**WRITTEN INSTRUCTION**
Omit the pictures, then write out every entry exactly as it reads.

**SOURCE MATERIAL**

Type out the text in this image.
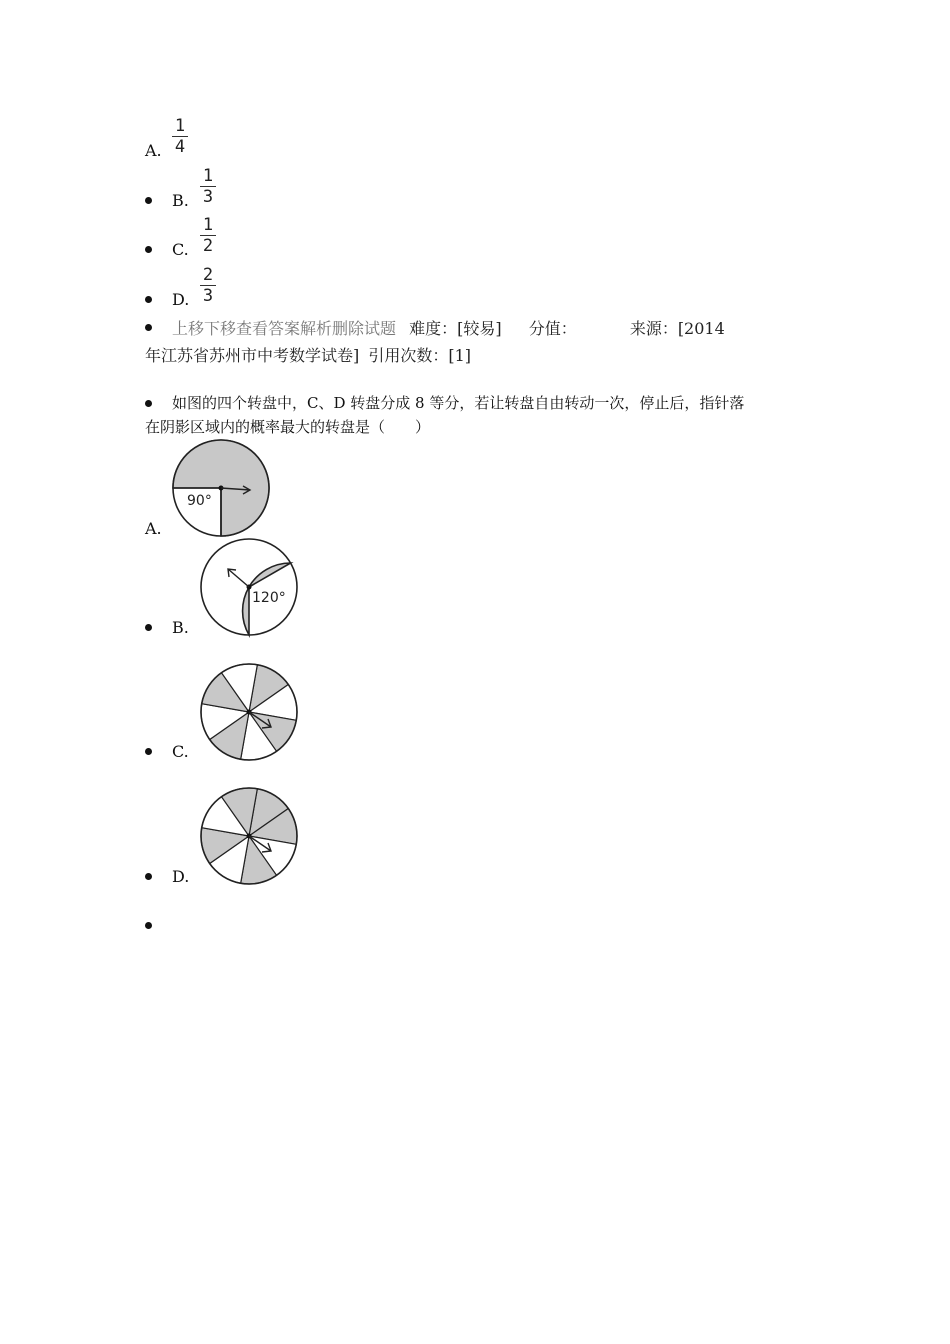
A.
1
4
B.
1
3
C.
1
2
D.
2
3
上移下移查看答案解析删除试题 难度：[较易] 分值：	来源：[2014
年江苏省苏州市中考数学试卷] 引用次数：[1]
如图的四个转盘中，C、D 转盘分成 8 等分，若让转盘自由转动一次，停止后，指针落
在阴影区域内的概率最大的转盘是（　　）
A.
90°
B.
120°
C.
D.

**ANSWER BELOW**
Type out the text in this image.
A.
1
4
B.
1
3
C.
1
2
D.
2
3
上移下移查看答案解析删除试题 难度：[较易] 分值：	来源：[2014
年江苏省苏州市中考数学试卷] 引用次数：[1]
如图的四个转盘中，C、D 转盘分成 8 等分，若让转盘自由转动一次，停止后，指针落
在阴影区域内的概率最大的转盘是（　　）
A.
90°
B.
120°
C.
D.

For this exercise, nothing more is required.